▸ Extracted data entries
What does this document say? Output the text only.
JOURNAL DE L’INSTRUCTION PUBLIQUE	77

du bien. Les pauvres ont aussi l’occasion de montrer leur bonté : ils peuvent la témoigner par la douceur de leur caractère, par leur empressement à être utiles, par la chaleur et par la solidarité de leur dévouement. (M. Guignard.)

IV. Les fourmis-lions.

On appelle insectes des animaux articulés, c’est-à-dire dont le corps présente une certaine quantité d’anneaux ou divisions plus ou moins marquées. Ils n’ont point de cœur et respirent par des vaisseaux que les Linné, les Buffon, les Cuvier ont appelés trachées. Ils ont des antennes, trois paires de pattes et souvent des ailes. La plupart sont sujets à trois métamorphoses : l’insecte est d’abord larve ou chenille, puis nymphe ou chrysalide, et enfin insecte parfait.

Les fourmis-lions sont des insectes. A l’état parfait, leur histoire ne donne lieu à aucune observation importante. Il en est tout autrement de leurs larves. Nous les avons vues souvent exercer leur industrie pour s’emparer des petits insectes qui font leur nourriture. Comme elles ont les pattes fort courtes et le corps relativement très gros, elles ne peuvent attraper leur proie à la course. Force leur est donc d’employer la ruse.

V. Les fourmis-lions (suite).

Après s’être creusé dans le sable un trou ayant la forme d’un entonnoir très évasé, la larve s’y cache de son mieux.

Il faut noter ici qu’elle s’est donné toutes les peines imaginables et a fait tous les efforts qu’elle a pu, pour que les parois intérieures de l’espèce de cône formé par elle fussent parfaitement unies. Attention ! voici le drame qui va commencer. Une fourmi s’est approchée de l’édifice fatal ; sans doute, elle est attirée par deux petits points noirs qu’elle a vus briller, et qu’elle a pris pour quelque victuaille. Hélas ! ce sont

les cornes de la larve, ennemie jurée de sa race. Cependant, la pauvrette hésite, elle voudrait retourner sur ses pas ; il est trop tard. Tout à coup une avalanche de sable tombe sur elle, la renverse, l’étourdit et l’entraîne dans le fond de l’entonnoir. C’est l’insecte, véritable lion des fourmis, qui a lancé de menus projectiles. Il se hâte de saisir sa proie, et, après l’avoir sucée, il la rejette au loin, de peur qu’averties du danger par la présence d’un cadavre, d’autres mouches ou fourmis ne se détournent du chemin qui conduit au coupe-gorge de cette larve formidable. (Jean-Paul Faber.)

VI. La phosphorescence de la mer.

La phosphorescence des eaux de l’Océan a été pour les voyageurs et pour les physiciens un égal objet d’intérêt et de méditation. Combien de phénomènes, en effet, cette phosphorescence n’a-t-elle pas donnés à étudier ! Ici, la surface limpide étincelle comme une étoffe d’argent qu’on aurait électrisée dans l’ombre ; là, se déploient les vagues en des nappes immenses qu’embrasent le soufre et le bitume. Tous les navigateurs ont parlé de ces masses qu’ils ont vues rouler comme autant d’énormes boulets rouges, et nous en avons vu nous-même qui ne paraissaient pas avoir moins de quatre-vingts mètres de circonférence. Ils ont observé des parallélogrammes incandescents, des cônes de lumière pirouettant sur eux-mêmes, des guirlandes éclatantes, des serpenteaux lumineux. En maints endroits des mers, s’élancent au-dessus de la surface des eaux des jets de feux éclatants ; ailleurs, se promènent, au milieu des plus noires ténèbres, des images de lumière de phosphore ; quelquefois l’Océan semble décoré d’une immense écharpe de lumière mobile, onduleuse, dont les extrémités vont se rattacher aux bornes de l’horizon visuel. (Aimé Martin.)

▸ Stated problem
Using the listing above, show every line that includes the string "petits".

▸ Full response
Les fourmis-lions sont des insectes. A l’état parfait, leur histoire ne donne lieu à aucune observation importante. Il en est tout autrement de leurs larves. Nous les avons vues souvent exercer leur industrie pour s’emparer des petits insectes qui font leur nourriture. Comme elles ont les pattes fort courtes et le corps relativement très gros, elles ne peuvent attraper leur proie à la course. Force leur est donc d’employer la ruse.
Il faut noter ici qu’elle s’est donné toutes les peines imaginables et a fait tous les efforts qu’elle a pu, pour que les parois intérieures de l’espèce de cône formé par elle fussent parfaitement unies. Attention ! voici le drame qui va commencer. Une fourmi s’est approchée de l’édifice fatal ; sans doute, elle est attirée par deux petits points noirs qu’elle a vus briller, et qu’elle a pris pour quelque victuaille. Hélas ! ce sont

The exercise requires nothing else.